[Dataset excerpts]
---------------

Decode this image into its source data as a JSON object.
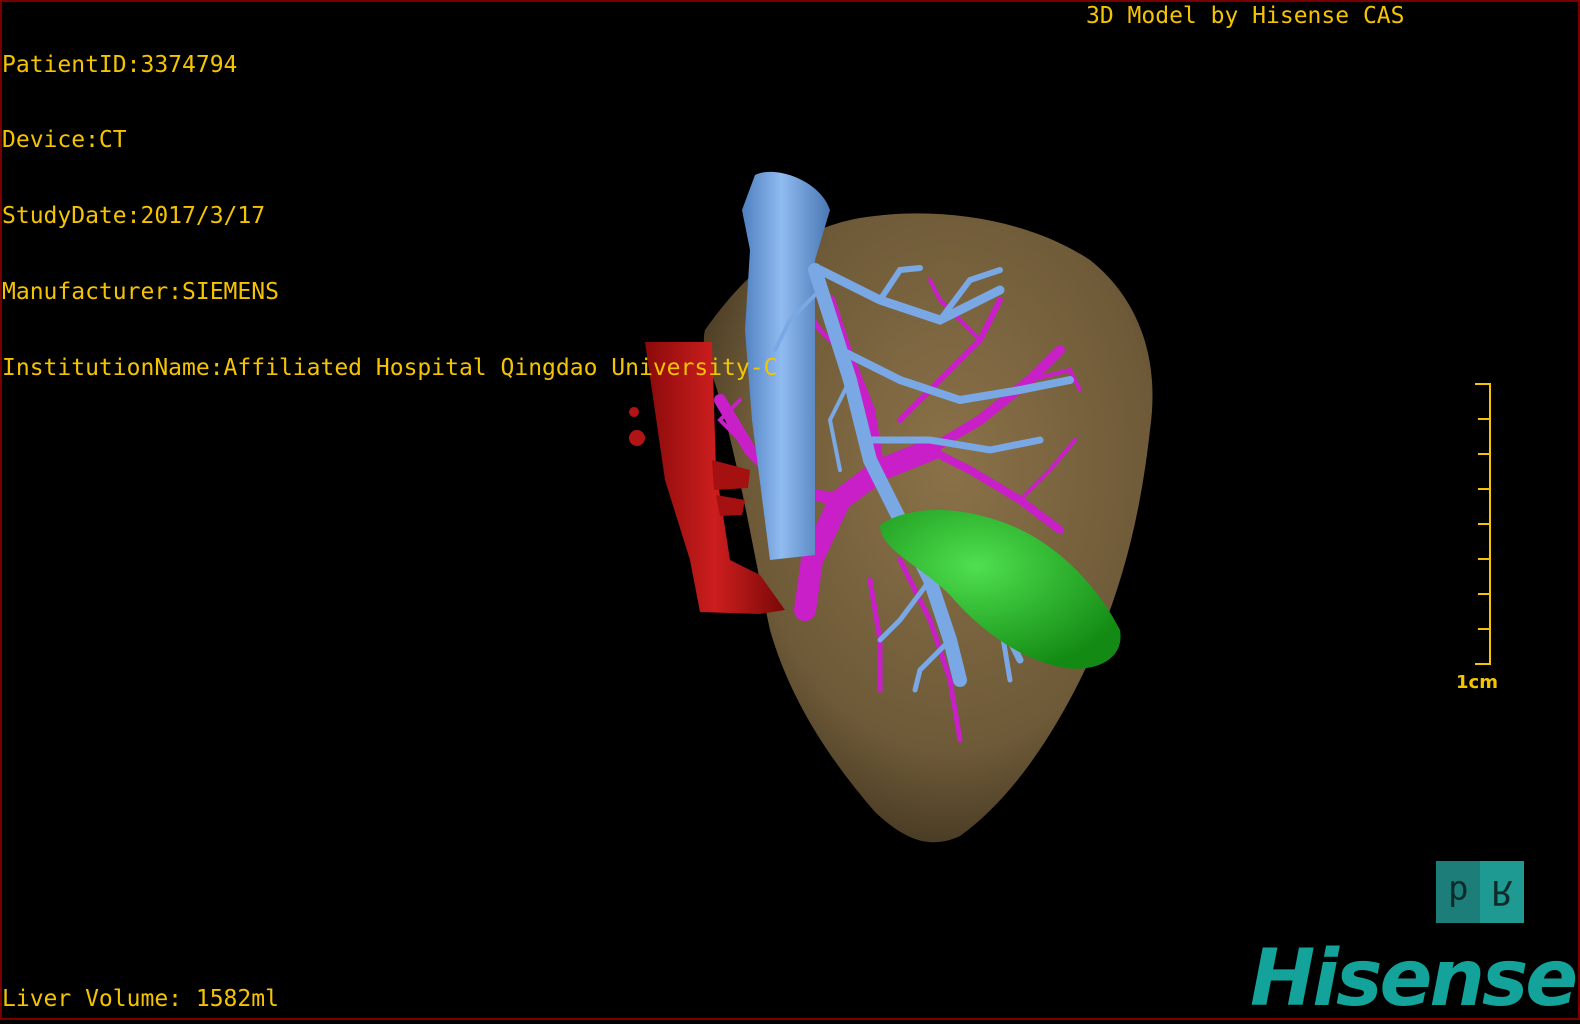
{
  "app": {
    "credit": "3D Model by Hisense CAS",
    "logo": "Hisense"
  },
  "dicom_info": [
    "PatientID:3374794",
    "Device:CT",
    "StudyDate:2017/3/17",
    "Manufacturer:SIEMENS",
    "InstitutionName:Affiliated Hospital Qingdao University-C"
  ],
  "volume_label": "Liver Volume: 1582ml",
  "scale_bar": {
    "label": "1cm"
  },
  "orientation_cube": {
    "left": "d",
    "right": "R",
    "icon": "orientation-cube-icon"
  },
  "colors": {
    "text": "#f5c400",
    "liver": "#7a6540",
    "vena_cava": "#6f9fd8",
    "aorta": "#b81414",
    "portal_vein": "#c81fc8",
    "gallbladder": "#1fb11f",
    "brand": "#13a39a"
  }
}
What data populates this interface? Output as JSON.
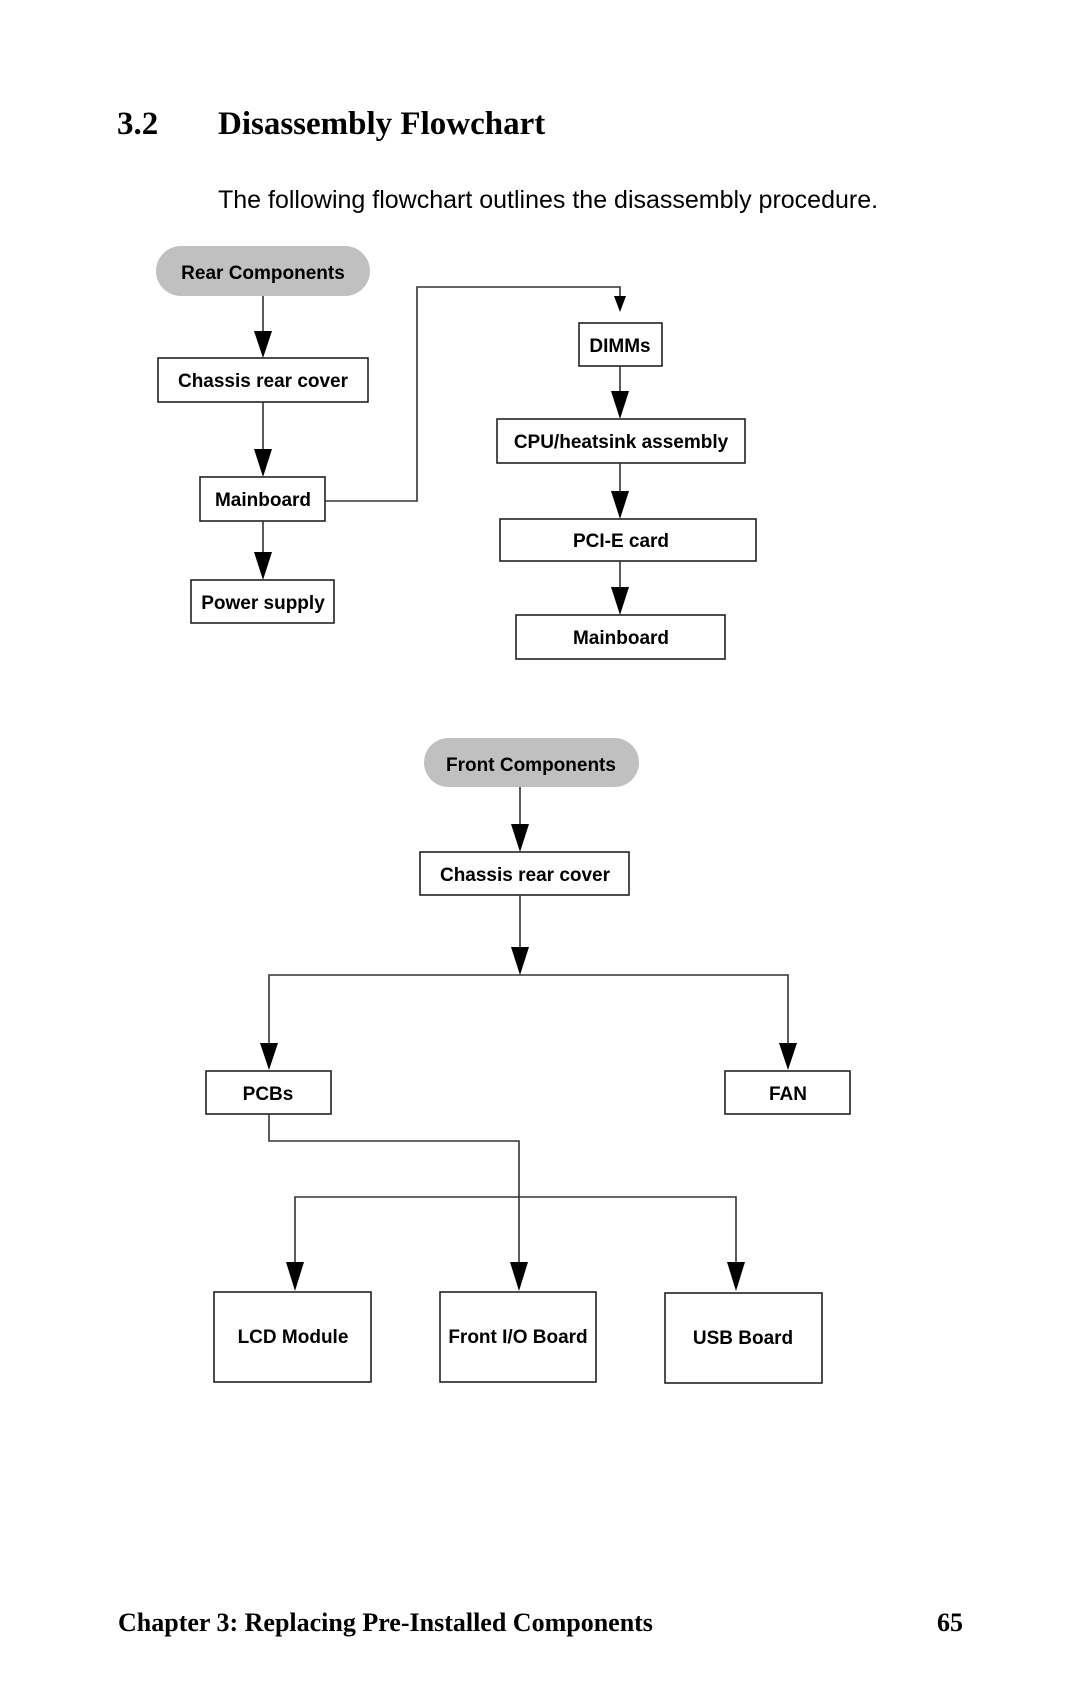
{
  "section": {
    "number": "3.2",
    "title": "Disassembly Flowchart",
    "intro": "The following flowchart outlines the disassembly procedure."
  },
  "rear_flow": {
    "start": "Rear Components",
    "nodes": {
      "chassis": "Chassis rear cover",
      "mainboard": "Mainboard",
      "power": "Power supply",
      "dimms": "DIMMs",
      "cpu": "CPU/heatsink assembly",
      "pcie": "PCI-E card",
      "mainboard2": "Mainboard"
    }
  },
  "front_flow": {
    "start": "Front Components",
    "nodes": {
      "chassis": "Chassis rear cover",
      "pcbs": "PCBs",
      "fan": "FAN",
      "lcd": "LCD Module",
      "frontio": "Front I/O Board",
      "usb": "USB Board"
    }
  },
  "footer": {
    "chapter": "Chapter 3: Replacing Pre-Installed Components",
    "page": "65"
  }
}
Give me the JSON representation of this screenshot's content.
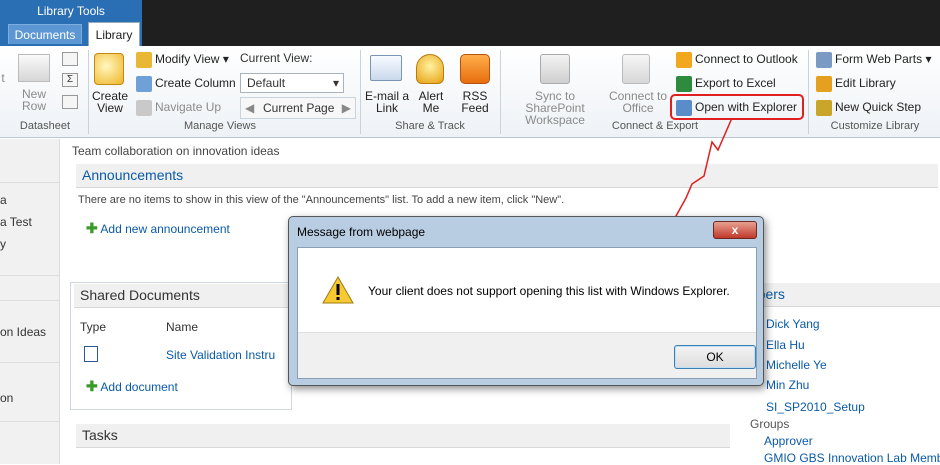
{
  "ribbon_context": {
    "title": "Library Tools"
  },
  "tabs": [
    {
      "label": "Documents"
    },
    {
      "label": "Library"
    }
  ],
  "ribbon": {
    "datasheet": {
      "label": "Datasheet",
      "partial_left": "t",
      "new_row": "New\nRow"
    },
    "manage_views": {
      "label": "Manage Views",
      "create_view": "Create\nView",
      "modify_view": "Modify View",
      "create_column": "Create Column",
      "navigate_up": "Navigate Up",
      "current_view_label": "Current View:",
      "current_view_value": "Default",
      "current_page": "Current Page"
    },
    "share_track": {
      "label": "Share & Track",
      "email_link": "E-mail a\nLink",
      "alert_me": "Alert\nMe",
      "rss_feed": "RSS\nFeed"
    },
    "connect_export": {
      "label": "Connect & Export",
      "sync": "Sync to SharePoint\nWorkspace",
      "connect_office": "Connect to\nOffice",
      "connect_outlook": "Connect to Outlook",
      "export_excel": "Export to Excel",
      "open_explorer": "Open with Explorer"
    },
    "customize_library": {
      "label": "Customize Library",
      "form_web_parts": "Form Web Parts",
      "edit_library": "Edit Library",
      "new_quick_step": "New Quick Step"
    }
  },
  "leftnav": {
    "items": [
      "a",
      "a Test",
      "y",
      "on Ideas",
      "on"
    ]
  },
  "page": {
    "description": "Team collaboration on innovation ideas"
  },
  "announcements": {
    "title": "Announcements",
    "empty": "There are no items to show in this view of the \"Announcements\" list. To add a new item, click \"New\".",
    "add": "Add new announcement"
  },
  "shared_documents": {
    "title": "Shared Documents",
    "col_type": "Type",
    "col_name": "Name",
    "row_name": "Site Validation Instru",
    "add": "Add document"
  },
  "tasks": {
    "title": "Tasks"
  },
  "members": {
    "title": "mbers",
    "people": [
      "Dick Yang",
      "Ella Hu",
      "Michelle Ye",
      "Min Zhu",
      "SI_SP2010_Setup"
    ],
    "groups_label": "Groups",
    "groups": [
      "Approver",
      "GMIO GBS Innovation Lab Members"
    ]
  },
  "dialog": {
    "title": "Message from webpage",
    "message": "Your client does not support opening this list with Windows Explorer.",
    "ok": "OK",
    "close": "x"
  },
  "colors": {
    "accent": "#0a5aa8",
    "highlight": "#e02020",
    "ribbon_tab": "#2a6fb4"
  }
}
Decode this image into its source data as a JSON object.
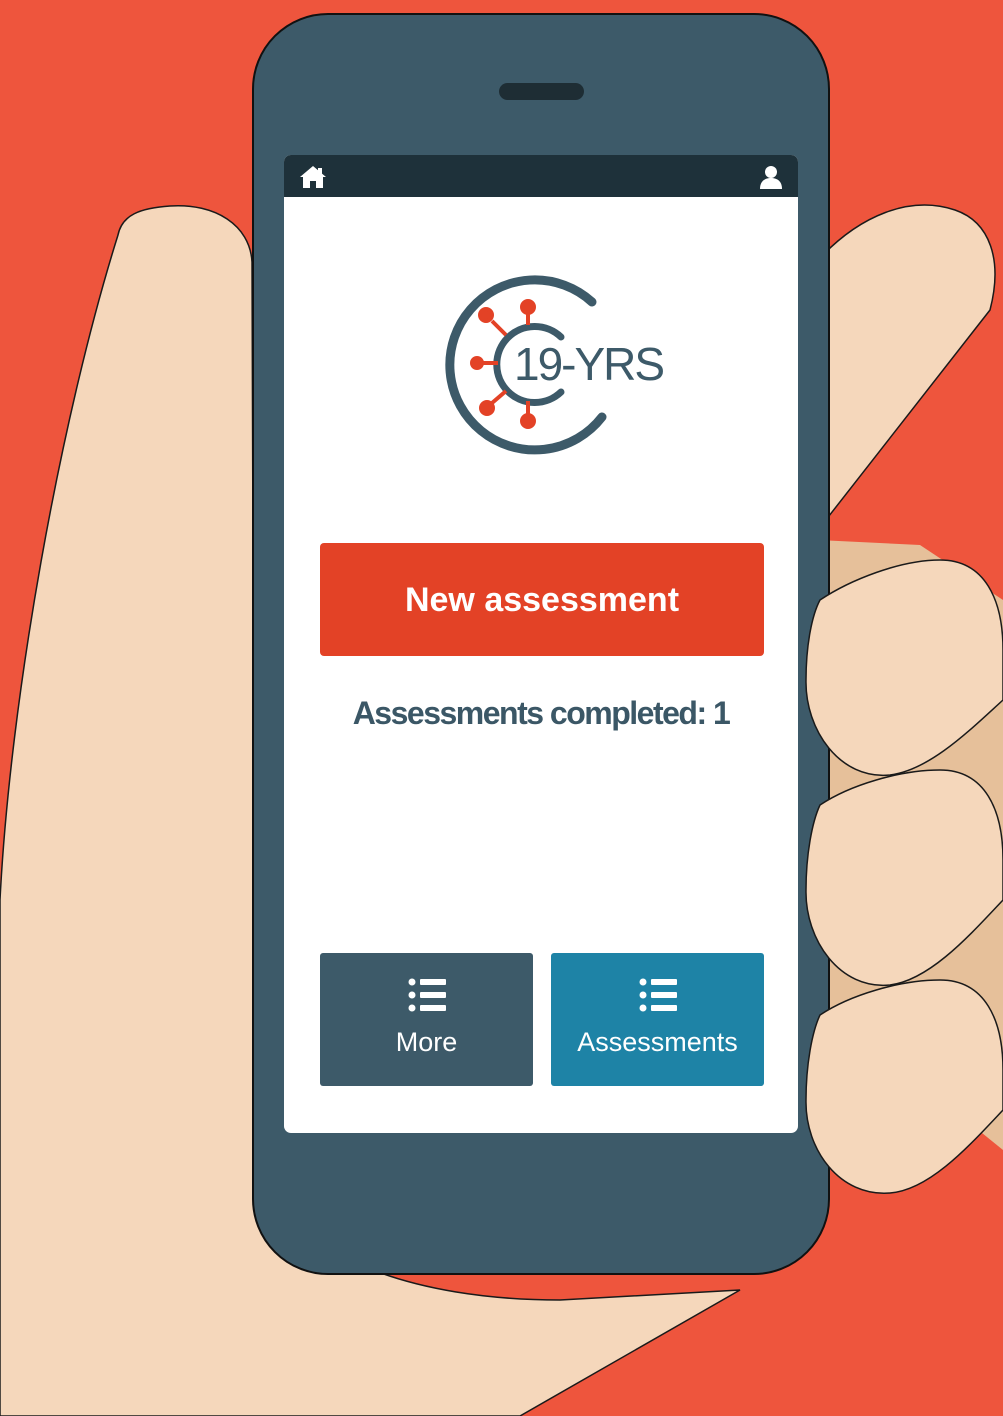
{
  "app": {
    "logo_text": "19-YRS",
    "new_assessment_label": "New assessment",
    "completed_label": "Assessments completed:",
    "completed_count": "1"
  },
  "topbar": {
    "home_icon": "home-icon",
    "profile_icon": "user-icon"
  },
  "nav": {
    "more_label": "More",
    "assessments_label": "Assessments",
    "icon": "list-icon"
  },
  "colors": {
    "background": "#ee553d",
    "phone_body": "#3d5a69",
    "status_bar": "#1e313a",
    "primary_button": "#e34226",
    "more_tile": "#3d5a69",
    "assessments_tile": "#1e83a6",
    "text": "#3b5766"
  }
}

---------------

TASK: Write out all the entries word for word, but skip any images.

ANSWER TO THE TASK:
Decode this image into its source data as a JSON object.
{
  "app": {
    "credit": "3D Model by Hisense CAS",
    "logo": "Hisense"
  },
  "dicom_info": [
    "PatientID:3374794",
    "Device:CT",
    "StudyDate:2017/3/17",
    "Manufacturer:SIEMENS",
    "InstitutionName:Affiliated Hospital Qingdao University-C"
  ],
  "volume_label": "Liver Volume: 1582ml",
  "scale_bar": {
    "label": "1cm"
  },
  "orientation_cube": {
    "left": "d",
    "right": "R",
    "icon": "orientation-cube-icon"
  },
  "colors": {
    "text": "#f5c400",
    "liver": "#7a6540",
    "vena_cava": "#6f9fd8",
    "aorta": "#b81414",
    "portal_vein": "#c81fc8",
    "gallbladder": "#1fb11f",
    "brand": "#13a39a"
  }
}
What data populates this interface? Output as JSON.
{
  "section": {
    "number": "3.2",
    "title": "Disassembly Flowchart",
    "intro": "The following flowchart outlines the disassembly procedure."
  },
  "rear_flow": {
    "start": "Rear Components",
    "nodes": {
      "chassis": "Chassis rear cover",
      "mainboard": "Mainboard",
      "power": "Power supply",
      "dimms": "DIMMs",
      "cpu": "CPU/heatsink assembly",
      "pcie": "PCI-E card",
      "mainboard2": "Mainboard"
    }
  },
  "front_flow": {
    "start": "Front Components",
    "nodes": {
      "chassis": "Chassis rear cover",
      "pcbs": "PCBs",
      "fan": "FAN",
      "lcd": "LCD Module",
      "frontio": "Front I/O Board",
      "usb": "USB Board"
    }
  },
  "footer": {
    "chapter": "Chapter 3: Replacing Pre-Installed Components",
    "page": "65"
  }
}
Give me the JSON representation of this screenshot's content.
{
  "ribbon_context": {
    "title": "Library Tools"
  },
  "tabs": [
    {
      "label": "Documents"
    },
    {
      "label": "Library"
    }
  ],
  "ribbon": {
    "datasheet": {
      "label": "Datasheet",
      "partial_left": "t",
      "new_row": "New\nRow"
    },
    "manage_views": {
      "label": "Manage Views",
      "create_view": "Create\nView",
      "modify_view": "Modify View",
      "create_column": "Create Column",
      "navigate_up": "Navigate Up",
      "current_view_label": "Current View:",
      "current_view_value": "Default",
      "current_page": "Current Page"
    },
    "share_track": {
      "label": "Share & Track",
      "email_link": "E-mail a\nLink",
      "alert_me": "Alert\nMe",
      "rss_feed": "RSS\nFeed"
    },
    "connect_export": {
      "label": "Connect & Export",
      "sync": "Sync to SharePoint\nWorkspace",
      "connect_office": "Connect to\nOffice",
      "connect_outlook": "Connect to Outlook",
      "export_excel": "Export to Excel",
      "open_explorer": "Open with Explorer"
    },
    "customize_library": {
      "label": "Customize Library",
      "form_web_parts": "Form Web Parts",
      "edit_library": "Edit Library",
      "new_quick_step": "New Quick Step"
    }
  },
  "leftnav": {
    "items": [
      "a",
      "a Test",
      "y",
      "on Ideas",
      "on"
    ]
  },
  "page": {
    "description": "Team collaboration on innovation ideas"
  },
  "announcements": {
    "title": "Announcements",
    "empty": "There are no items to show in this view of the \"Announcements\" list. To add a new item, click \"New\".",
    "add": "Add new announcement"
  },
  "shared_documents": {
    "title": "Shared Documents",
    "col_type": "Type",
    "col_name": "Name",
    "row_name": "Site Validation Instru",
    "add": "Add document"
  },
  "tasks": {
    "title": "Tasks"
  },
  "members": {
    "title": "mbers",
    "people": [
      "Dick Yang",
      "Ella Hu",
      "Michelle Ye",
      "Min Zhu",
      "SI_SP2010_Setup"
    ],
    "groups_label": "Groups",
    "groups": [
      "Approver",
      "GMIO GBS Innovation Lab Members"
    ]
  },
  "dialog": {
    "title": "Message from webpage",
    "message": "Your client does not support opening this list with Windows Explorer.",
    "ok": "OK",
    "close": "x"
  },
  "colors": {
    "accent": "#0a5aa8",
    "highlight": "#e02020",
    "ribbon_tab": "#2a6fb4"
  }
}
Decode this image into its source data as a JSON object.
{
  "app": {
    "logo_text": "19-YRS",
    "new_assessment_label": "New assessment",
    "completed_label": "Assessments completed:",
    "completed_count": "1"
  },
  "topbar": {
    "home_icon": "home-icon",
    "profile_icon": "user-icon"
  },
  "nav": {
    "more_label": "More",
    "assessments_label": "Assessments",
    "icon": "list-icon"
  },
  "colors": {
    "background": "#ee553d",
    "phone_body": "#3d5a69",
    "status_bar": "#1e313a",
    "primary_button": "#e34226",
    "more_tile": "#3d5a69",
    "assessments_tile": "#1e83a6",
    "text": "#3b5766"
  }
}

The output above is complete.